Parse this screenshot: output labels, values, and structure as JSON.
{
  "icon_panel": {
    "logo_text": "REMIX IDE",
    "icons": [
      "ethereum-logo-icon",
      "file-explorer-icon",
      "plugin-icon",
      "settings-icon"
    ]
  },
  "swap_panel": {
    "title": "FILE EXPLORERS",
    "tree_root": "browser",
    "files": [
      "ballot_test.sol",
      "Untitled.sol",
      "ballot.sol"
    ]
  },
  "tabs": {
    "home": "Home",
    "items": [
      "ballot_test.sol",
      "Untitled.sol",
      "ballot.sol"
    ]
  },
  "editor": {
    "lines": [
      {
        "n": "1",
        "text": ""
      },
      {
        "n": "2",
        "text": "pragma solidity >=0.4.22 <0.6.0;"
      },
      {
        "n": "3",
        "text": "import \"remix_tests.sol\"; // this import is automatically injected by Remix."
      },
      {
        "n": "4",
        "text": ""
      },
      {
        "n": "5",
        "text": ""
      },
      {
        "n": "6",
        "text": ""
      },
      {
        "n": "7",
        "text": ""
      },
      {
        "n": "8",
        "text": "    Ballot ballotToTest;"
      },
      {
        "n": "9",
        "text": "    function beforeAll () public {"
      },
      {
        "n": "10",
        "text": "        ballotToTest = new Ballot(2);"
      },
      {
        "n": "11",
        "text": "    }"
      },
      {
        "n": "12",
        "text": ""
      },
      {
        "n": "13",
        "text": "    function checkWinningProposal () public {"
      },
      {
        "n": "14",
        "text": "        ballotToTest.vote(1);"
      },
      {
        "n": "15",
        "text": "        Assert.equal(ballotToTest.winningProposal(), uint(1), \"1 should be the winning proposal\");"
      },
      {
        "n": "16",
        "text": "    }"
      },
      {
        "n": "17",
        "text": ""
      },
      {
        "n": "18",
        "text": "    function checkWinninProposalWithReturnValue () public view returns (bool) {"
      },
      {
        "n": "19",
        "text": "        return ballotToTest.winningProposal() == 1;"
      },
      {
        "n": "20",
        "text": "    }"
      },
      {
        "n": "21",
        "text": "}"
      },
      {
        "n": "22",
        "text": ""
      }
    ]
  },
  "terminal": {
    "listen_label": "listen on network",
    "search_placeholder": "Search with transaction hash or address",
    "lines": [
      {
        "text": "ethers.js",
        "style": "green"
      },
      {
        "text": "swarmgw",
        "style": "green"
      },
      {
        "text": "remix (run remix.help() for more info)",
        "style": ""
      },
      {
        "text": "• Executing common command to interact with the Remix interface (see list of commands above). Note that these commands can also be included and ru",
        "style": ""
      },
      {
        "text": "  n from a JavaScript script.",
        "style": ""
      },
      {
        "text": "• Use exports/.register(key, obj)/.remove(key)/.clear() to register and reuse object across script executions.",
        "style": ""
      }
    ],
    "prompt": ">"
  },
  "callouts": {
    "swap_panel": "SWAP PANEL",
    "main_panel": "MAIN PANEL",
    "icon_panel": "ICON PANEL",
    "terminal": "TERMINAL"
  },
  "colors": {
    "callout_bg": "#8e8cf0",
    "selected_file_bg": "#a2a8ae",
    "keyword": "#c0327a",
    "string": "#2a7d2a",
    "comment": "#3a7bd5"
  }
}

□ □ □

PROBLEM TO SOLVE:
Your task is to repeat the data exactly; please include every line.

PROBLEM SOLUTION:
Parse this screenshot: output labels, values, and structure as JSON.
{
  "icon_panel": {
    "logo_text": "REMIX IDE",
    "icons": [
      "ethereum-logo-icon",
      "file-explorer-icon",
      "plugin-icon",
      "settings-icon"
    ]
  },
  "swap_panel": {
    "title": "FILE EXPLORERS",
    "tree_root": "browser",
    "files": [
      "ballot_test.sol",
      "Untitled.sol",
      "ballot.sol"
    ]
  },
  "tabs": {
    "home": "Home",
    "items": [
      "ballot_test.sol",
      "Untitled.sol",
      "ballot.sol"
    ]
  },
  "editor": {
    "lines": [
      {
        "n": "1",
        "text": ""
      },
      {
        "n": "2",
        "text": "pragma solidity >=0.4.22 <0.6.0;"
      },
      {
        "n": "3",
        "text": "import \"remix_tests.sol\"; // this import is automatically injected by Remix."
      },
      {
        "n": "4",
        "text": ""
      },
      {
        "n": "5",
        "text": ""
      },
      {
        "n": "6",
        "text": ""
      },
      {
        "n": "7",
        "text": ""
      },
      {
        "n": "8",
        "text": "    Ballot ballotToTest;"
      },
      {
        "n": "9",
        "text": "    function beforeAll () public {"
      },
      {
        "n": "10",
        "text": "        ballotToTest = new Ballot(2);"
      },
      {
        "n": "11",
        "text": "    }"
      },
      {
        "n": "12",
        "text": ""
      },
      {
        "n": "13",
        "text": "    function checkWinningProposal () public {"
      },
      {
        "n": "14",
        "text": "        ballotToTest.vote(1);"
      },
      {
        "n": "15",
        "text": "        Assert.equal(ballotToTest.winningProposal(), uint(1), \"1 should be the winning proposal\");"
      },
      {
        "n": "16",
        "text": "    }"
      },
      {
        "n": "17",
        "text": ""
      },
      {
        "n": "18",
        "text": "    function checkWinninProposalWithReturnValue () public view returns (bool) {"
      },
      {
        "n": "19",
        "text": "        return ballotToTest.winningProposal() == 1;"
      },
      {
        "n": "20",
        "text": "    }"
      },
      {
        "n": "21",
        "text": "}"
      },
      {
        "n": "22",
        "text": ""
      }
    ]
  },
  "terminal": {
    "listen_label": "listen on network",
    "search_placeholder": "Search with transaction hash or address",
    "lines": [
      {
        "text": "ethers.js",
        "style": "green"
      },
      {
        "text": "swarmgw",
        "style": "green"
      },
      {
        "text": "remix (run remix.help() for more info)",
        "style": ""
      },
      {
        "text": "• Executing common command to interact with the Remix interface (see list of commands above). Note that these commands can also be included and ru",
        "style": ""
      },
      {
        "text": "  n from a JavaScript script.",
        "style": ""
      },
      {
        "text": "• Use exports/.register(key, obj)/.remove(key)/.clear() to register and reuse object across script executions.",
        "style": ""
      }
    ],
    "prompt": ">"
  },
  "callouts": {
    "swap_panel": "SWAP PANEL",
    "main_panel": "MAIN PANEL",
    "icon_panel": "ICON PANEL",
    "terminal": "TERMINAL"
  },
  "colors": {
    "callout_bg": "#8e8cf0",
    "selected_file_bg": "#a2a8ae",
    "keyword": "#c0327a",
    "string": "#2a7d2a",
    "comment": "#3a7bd5"
  }
}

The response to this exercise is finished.